-- Saved data entries --
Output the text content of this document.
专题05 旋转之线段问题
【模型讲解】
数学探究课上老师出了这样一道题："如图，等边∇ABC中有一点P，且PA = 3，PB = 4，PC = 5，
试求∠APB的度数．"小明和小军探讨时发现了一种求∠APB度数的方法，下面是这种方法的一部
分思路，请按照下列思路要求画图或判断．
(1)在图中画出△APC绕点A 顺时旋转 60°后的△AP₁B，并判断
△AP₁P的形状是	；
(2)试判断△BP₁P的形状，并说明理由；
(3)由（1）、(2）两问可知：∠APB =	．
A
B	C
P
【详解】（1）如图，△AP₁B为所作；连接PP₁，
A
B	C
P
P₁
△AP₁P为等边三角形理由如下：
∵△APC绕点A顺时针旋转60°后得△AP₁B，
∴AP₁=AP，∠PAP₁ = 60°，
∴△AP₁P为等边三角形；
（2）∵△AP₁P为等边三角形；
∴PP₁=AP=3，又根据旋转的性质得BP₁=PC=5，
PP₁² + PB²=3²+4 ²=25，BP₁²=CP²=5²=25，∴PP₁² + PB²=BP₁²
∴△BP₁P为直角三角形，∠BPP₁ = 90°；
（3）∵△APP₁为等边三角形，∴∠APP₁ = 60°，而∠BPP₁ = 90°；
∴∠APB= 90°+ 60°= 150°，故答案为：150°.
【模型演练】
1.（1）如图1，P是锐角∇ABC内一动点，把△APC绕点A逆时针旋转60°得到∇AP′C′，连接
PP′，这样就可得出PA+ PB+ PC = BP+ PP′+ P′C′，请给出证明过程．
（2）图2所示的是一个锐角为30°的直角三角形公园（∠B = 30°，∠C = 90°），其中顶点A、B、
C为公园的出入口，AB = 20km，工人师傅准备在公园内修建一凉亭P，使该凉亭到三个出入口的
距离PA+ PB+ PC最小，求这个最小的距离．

-- DESCRIPTION OF THE TASK --
Check each line of the data above for the word "BPP₁" and say how many lines contain it, giving nothing besides the number.

-- SOLUTION TO THIS EXERCISE --
2